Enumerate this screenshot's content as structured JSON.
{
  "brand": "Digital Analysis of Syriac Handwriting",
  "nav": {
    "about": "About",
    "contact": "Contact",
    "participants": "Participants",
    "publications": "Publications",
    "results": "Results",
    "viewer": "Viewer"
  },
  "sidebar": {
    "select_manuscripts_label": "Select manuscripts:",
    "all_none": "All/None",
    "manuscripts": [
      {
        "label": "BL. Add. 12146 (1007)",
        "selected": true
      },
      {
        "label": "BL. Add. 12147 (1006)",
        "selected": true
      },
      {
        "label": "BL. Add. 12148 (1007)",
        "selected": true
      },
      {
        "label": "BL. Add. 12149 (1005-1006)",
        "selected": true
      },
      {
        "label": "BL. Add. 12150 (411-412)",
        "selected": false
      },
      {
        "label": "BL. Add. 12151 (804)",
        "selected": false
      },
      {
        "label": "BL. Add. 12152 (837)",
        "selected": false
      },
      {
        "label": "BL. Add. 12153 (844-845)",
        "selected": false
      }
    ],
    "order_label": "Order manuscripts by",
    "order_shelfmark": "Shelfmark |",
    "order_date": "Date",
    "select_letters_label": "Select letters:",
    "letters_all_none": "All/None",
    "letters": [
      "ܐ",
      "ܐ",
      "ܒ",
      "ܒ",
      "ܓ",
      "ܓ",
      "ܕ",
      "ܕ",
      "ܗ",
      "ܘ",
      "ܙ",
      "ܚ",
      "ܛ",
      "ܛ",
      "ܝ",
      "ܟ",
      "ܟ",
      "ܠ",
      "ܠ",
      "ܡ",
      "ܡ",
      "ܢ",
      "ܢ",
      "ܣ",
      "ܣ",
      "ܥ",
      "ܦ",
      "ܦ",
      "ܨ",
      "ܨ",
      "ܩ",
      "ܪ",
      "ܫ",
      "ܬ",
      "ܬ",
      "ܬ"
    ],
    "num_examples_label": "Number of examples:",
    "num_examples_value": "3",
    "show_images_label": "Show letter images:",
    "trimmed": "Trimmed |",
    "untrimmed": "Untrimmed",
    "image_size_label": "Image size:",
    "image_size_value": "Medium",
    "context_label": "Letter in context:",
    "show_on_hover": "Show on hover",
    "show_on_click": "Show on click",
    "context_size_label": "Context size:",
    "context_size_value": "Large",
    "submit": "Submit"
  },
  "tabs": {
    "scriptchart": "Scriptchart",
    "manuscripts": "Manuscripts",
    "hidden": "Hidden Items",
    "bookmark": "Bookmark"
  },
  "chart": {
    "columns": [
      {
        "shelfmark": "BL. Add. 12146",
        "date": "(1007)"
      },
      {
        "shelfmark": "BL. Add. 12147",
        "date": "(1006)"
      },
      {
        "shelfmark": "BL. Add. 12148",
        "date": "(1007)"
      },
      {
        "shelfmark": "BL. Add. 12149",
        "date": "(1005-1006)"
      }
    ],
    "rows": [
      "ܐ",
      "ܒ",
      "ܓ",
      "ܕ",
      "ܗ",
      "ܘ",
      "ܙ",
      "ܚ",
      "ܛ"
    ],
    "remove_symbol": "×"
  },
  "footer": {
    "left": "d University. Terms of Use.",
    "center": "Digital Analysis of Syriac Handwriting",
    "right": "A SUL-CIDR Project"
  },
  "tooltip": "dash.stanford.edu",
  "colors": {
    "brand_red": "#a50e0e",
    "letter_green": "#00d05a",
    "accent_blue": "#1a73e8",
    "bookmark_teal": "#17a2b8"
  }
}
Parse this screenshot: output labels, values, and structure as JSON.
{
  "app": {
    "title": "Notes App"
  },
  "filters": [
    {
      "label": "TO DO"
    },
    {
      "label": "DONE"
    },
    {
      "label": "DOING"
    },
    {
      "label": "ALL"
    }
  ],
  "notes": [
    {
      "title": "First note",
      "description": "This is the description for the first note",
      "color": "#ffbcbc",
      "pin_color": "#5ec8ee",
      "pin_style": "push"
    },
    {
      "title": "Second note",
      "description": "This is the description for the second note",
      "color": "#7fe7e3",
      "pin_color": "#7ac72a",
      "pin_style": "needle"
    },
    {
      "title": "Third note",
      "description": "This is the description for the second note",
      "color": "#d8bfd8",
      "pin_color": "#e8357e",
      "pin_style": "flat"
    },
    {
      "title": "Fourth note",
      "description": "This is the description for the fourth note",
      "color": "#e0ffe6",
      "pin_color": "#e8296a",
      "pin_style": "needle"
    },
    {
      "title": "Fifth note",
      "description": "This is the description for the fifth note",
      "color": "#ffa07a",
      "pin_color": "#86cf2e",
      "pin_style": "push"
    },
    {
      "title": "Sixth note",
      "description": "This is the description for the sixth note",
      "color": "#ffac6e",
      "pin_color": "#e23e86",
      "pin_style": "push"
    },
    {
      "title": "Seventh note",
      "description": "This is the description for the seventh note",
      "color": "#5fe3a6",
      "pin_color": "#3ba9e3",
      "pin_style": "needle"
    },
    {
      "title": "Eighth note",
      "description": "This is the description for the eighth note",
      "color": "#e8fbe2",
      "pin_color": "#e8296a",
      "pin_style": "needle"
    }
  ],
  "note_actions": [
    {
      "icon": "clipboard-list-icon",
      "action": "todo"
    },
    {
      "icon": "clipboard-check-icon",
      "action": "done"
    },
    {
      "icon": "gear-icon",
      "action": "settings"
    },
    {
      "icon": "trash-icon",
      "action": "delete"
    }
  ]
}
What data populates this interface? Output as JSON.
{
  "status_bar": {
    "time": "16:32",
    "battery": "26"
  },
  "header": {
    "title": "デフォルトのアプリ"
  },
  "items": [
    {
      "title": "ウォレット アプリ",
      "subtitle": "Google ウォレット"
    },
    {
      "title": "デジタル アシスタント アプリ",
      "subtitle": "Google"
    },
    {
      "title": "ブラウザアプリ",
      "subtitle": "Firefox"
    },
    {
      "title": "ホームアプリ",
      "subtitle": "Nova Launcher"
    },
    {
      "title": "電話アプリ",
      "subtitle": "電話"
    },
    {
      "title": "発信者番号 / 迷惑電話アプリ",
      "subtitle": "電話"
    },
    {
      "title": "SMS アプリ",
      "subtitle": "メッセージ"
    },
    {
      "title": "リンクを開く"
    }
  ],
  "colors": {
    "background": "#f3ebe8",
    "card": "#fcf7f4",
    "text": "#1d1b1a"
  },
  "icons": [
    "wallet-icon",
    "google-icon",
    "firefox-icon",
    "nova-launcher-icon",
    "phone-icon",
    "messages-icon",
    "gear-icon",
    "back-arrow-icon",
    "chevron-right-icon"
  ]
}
◆ ◆ ◆ ◆
# What you will do
Look through the entries above; copy every line holding the string "Show".

# Solution to the problem
    "show_images_label": "Show letter images:",
    "show_on_hover": "Show on hover",
    "show_on_click": "Show on click",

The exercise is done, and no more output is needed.